• _CHALLENGES_
1. Switch "Tønder" to "Maal" in the part of the listing that opens with its first line and closes with the line containing "table-row: Nybygger, endnu", and give those lines again with nothing else changed.
2. Pick up the Fizbuz account after its last sentence and continue it.

### TEXT SHOWN

Cross-posted from Indie Hackers
About a year ago I shipped Fizbuz v1. It was built on AWS Lambda, DynamoDB and Auth0. I had discovered a new, but really interesting, open source tool called Architect that made it really easy to spin-up AWS resources and build fast, and for a while I was really productive. And it worked well... for a bit.
Starting Fast
After doing customer discovery and building a prototype on Rails, I had clear backend requirements:
- Serverless architecture
- REST API for simple read/writes
- GraphQL API for complex reads
- APIs & the data layer bootstrapped by GraphQL type definitions
I had never built a web application using Lambda or DynamoDB, so I was in full "learn" mode. I soaked up everything I could about how to build these kinds of applications and ended up building a ton of API and data layer tooling from scratch.
This felt very productive at the time and I was incredibly proud of how slick it was that I could define a new business object in GraphQL and that matching REST API endpoints and data layer CRUD operations would be automatically provisioned with minimal additional work.
Slowing Down
After a furious few months of coding, I shipped v1 of Fizbuz and started onboarding users. As I came in contact with users, I started to collect more and more feedback on how to improve the product.

######
### MATERIAL PROVIDED

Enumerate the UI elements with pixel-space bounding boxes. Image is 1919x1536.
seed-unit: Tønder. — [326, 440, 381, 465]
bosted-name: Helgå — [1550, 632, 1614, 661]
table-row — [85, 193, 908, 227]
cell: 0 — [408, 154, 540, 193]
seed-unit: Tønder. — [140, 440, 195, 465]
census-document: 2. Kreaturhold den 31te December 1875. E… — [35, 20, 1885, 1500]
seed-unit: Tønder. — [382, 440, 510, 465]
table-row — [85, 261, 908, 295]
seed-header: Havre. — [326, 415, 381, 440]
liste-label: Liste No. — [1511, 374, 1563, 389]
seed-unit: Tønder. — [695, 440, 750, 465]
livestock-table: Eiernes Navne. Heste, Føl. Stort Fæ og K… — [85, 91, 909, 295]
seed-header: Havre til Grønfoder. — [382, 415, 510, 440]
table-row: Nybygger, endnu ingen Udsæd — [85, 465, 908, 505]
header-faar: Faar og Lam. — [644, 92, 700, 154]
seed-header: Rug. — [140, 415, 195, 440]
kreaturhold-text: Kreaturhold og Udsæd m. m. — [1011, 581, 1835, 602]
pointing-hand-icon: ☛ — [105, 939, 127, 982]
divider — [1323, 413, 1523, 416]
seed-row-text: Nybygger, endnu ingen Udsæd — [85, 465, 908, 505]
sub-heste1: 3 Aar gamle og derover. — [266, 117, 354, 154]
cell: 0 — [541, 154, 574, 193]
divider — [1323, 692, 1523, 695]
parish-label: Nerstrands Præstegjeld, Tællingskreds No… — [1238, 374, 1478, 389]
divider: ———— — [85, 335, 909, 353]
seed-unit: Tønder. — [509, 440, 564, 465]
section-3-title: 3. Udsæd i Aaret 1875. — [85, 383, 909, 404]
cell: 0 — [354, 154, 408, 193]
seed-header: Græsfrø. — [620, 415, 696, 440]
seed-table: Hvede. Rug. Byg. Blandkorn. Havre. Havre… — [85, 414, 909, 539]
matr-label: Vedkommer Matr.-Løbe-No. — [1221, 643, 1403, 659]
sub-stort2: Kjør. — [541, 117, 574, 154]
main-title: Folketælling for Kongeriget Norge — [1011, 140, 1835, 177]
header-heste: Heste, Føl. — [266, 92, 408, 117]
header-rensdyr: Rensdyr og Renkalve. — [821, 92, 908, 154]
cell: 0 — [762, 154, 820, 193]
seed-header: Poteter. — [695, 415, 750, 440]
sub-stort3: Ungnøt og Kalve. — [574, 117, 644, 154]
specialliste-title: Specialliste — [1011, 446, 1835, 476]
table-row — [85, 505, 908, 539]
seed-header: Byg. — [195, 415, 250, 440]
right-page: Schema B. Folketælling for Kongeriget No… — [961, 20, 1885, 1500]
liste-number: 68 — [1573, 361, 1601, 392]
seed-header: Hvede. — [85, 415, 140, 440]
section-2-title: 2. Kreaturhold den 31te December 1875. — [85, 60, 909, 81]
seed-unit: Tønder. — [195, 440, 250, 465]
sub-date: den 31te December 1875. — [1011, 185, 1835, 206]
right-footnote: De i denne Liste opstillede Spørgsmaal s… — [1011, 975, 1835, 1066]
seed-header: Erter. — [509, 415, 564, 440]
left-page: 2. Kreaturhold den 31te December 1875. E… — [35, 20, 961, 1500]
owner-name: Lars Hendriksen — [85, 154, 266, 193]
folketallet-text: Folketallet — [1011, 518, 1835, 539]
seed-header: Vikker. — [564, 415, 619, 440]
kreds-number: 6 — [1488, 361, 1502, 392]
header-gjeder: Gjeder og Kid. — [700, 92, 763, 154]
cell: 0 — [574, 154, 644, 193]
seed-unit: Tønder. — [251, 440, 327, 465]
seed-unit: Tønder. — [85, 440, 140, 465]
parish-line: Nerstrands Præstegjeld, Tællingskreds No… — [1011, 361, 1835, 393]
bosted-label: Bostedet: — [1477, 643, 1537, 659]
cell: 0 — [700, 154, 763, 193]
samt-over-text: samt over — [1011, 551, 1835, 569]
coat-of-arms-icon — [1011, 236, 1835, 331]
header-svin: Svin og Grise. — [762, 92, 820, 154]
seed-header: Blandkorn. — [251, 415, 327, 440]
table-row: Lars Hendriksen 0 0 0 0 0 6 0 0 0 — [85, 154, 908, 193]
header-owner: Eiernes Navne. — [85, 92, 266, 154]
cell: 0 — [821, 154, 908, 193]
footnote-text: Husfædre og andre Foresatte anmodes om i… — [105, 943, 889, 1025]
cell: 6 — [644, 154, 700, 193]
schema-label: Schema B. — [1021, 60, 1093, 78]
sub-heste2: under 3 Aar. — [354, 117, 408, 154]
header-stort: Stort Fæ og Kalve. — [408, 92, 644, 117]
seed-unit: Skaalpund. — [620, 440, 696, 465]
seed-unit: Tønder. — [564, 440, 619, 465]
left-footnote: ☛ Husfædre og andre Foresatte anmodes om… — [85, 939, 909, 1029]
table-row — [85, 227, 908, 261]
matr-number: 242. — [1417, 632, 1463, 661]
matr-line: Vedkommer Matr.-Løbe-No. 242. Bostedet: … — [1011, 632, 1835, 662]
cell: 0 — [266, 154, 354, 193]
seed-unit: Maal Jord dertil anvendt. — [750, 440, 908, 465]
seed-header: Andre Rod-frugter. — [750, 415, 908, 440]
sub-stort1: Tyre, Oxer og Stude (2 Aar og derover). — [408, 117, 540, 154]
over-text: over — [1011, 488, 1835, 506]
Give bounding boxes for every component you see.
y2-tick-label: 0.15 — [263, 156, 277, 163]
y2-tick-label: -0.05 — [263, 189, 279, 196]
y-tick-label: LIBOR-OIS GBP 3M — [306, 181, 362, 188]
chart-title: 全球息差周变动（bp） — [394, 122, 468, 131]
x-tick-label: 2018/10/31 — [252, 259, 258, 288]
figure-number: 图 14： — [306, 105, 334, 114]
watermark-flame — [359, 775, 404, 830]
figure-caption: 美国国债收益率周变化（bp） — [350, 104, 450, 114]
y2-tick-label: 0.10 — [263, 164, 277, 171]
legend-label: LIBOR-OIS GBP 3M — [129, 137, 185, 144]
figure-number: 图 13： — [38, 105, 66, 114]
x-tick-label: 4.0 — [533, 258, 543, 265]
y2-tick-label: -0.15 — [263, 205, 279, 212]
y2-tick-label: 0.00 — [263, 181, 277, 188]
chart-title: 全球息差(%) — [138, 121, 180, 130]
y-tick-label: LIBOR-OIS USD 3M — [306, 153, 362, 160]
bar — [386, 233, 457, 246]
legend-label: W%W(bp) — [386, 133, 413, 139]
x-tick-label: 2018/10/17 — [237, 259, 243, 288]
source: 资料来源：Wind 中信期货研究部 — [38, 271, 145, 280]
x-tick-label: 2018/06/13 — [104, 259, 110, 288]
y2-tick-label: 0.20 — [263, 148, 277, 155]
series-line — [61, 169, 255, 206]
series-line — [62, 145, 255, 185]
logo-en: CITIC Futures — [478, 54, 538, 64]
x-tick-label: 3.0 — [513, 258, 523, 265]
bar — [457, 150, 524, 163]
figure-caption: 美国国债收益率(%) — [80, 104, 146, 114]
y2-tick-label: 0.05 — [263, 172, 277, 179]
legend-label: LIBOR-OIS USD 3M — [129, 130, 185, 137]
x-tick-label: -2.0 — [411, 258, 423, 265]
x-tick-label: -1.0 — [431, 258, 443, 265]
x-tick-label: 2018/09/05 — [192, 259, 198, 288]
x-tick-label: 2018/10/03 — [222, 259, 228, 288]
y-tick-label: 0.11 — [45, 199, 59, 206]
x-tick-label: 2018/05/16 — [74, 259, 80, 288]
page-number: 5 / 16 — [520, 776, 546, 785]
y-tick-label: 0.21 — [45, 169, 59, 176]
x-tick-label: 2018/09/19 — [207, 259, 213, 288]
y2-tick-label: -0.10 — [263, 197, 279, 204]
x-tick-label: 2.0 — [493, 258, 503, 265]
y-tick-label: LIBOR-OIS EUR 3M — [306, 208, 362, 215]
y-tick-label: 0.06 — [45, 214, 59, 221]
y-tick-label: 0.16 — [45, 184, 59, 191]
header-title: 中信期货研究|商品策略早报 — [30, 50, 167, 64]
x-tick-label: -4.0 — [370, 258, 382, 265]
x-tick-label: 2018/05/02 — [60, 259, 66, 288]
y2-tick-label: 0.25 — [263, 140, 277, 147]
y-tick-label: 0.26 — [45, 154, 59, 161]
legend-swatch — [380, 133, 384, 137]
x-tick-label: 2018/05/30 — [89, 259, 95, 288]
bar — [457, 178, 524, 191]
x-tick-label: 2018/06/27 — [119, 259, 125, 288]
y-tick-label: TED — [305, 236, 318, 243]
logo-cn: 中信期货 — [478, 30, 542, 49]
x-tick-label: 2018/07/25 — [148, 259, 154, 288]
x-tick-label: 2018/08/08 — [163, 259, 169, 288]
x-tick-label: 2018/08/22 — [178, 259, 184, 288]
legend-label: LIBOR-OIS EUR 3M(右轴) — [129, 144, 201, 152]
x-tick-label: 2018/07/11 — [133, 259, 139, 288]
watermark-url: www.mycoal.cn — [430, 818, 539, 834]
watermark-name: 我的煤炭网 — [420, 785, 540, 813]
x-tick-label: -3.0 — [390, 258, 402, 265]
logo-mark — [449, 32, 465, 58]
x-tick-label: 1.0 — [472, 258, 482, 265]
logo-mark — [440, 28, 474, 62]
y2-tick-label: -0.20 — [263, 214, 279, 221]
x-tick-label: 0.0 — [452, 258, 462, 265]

######

• _SOLVED PROBLEMS_
1.
Enumerate the UI elements with pixel-space bounding boxes. Image is 1919x1536.
seed-unit: Maal. — [326, 440, 381, 465]
bosted-name: Helgå — [1550, 632, 1614, 661]
table-row — [85, 193, 908, 227]
cell: 0 — [408, 154, 540, 193]
seed-unit: Maal. — [140, 440, 195, 465]
census-document: 2. Kreaturhold den 31te December 1875. E… — [35, 20, 1885, 1500]
seed-unit: Maal. — [382, 440, 510, 465]
table-row — [85, 261, 908, 295]
seed-header: Havre. — [326, 415, 381, 440]
liste-label: Liste No. — [1511, 374, 1563, 389]
seed-unit: Maal. — [695, 440, 750, 465]
livestock-table: Eiernes Navne. Heste, Føl. Stort Fæ og K… — [85, 91, 909, 295]
seed-header: Havre til Grønfoder. — [382, 415, 510, 440]
table-row: Nybygger, endnu ingen Udsæd — [85, 465, 908, 505]

2.
This is where I started noticing a slow-down in my ability to ship new features. As I would context switch from non-technical tasks (talking to customers, doing discovery, networking, etc) back to the code, I would sometimes have a hard time understanding how the code worked. Since I wasn't using third-party tools for commons tasks like client-side data fetching or API request processing or database interaction, I couldn't rely on documentation or Google to get unstuck.
The issue came into much sharper focus when I would try to onboard other developers for contract work. Since I wasn't using tooling that they were familiar with, too much time was wasted getting them up to speed on how the system worked, rather than spending time on shipping new customer-facing features.
Screeching to a Halt
A few days ago a user alerted me that when they were using Fizbuz, they noticed that the app seemed to be caught in an infinite loop and was making an endless series of HTTP requests to the server. This wasn't visible in the UI, which is why I hadn't noticed, so I dove into the codebase to figure out what was wrong.
It turned out that I had refactored some client-side data fetching code in order to be more compliant with React best practices around Hooks and Exhaustive Deps. I unwittingly broke perfectly good code and created an infinite loop. In this case, the requests were idempotent reads, but next time who knows? What if they had been writes?
Moving Forward
I love making things, I think all developers do. And I'm proud of much of the code I wrote. It solved a real problem for me and did so in an elegant way. But I had to look myself in the mirror and ask myself this:
Do I really care about building tools to layer REST and GraphQL APIs on top of DynamoDB?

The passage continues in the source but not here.